Task goal: The records below are to be repeated in full, exactly as they are.

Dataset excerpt
-- Start --
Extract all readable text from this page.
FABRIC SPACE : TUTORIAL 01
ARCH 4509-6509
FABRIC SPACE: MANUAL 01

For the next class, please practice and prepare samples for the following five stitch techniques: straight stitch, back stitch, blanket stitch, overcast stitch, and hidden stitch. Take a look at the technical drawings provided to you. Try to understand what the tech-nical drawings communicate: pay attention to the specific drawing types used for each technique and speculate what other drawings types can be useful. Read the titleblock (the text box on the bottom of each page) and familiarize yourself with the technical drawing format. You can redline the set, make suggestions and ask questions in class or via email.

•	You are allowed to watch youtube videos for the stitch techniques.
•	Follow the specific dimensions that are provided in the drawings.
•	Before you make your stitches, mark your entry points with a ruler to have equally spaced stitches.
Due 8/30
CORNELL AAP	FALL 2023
-- End --
Response:
Extract all readable text from this page.
FABRIC SPACE : TUTORIAL 01
ARCH 4509-6509
FABRIC SPACE: MANUAL 01

For the next class, please practice and prepare samples for the following five stitch techniques: straight stitch, back stitch, blanket stitch, overcast stitch, and hidden stitch. Take a look at the technical drawings provided to you. Try to understand what the tech-nical drawings communicate: pay attention to the specific drawing types used for each technique and speculate what other drawings types can be useful. Read the titleblock (the text box on the bottom of each page) and familiarize yourself with the technical drawing format. You can redline the set, make suggestions and ask questions in class or via email.

•	You are allowed to watch youtube videos for the stitch techniques.
•	Follow the specific dimensions that are provided in the drawings.
•	Before you make your stitches, mark your entry points with a ruler to have equally spaced stitches.
Due 8/30
CORNELL AAP	FALL 2023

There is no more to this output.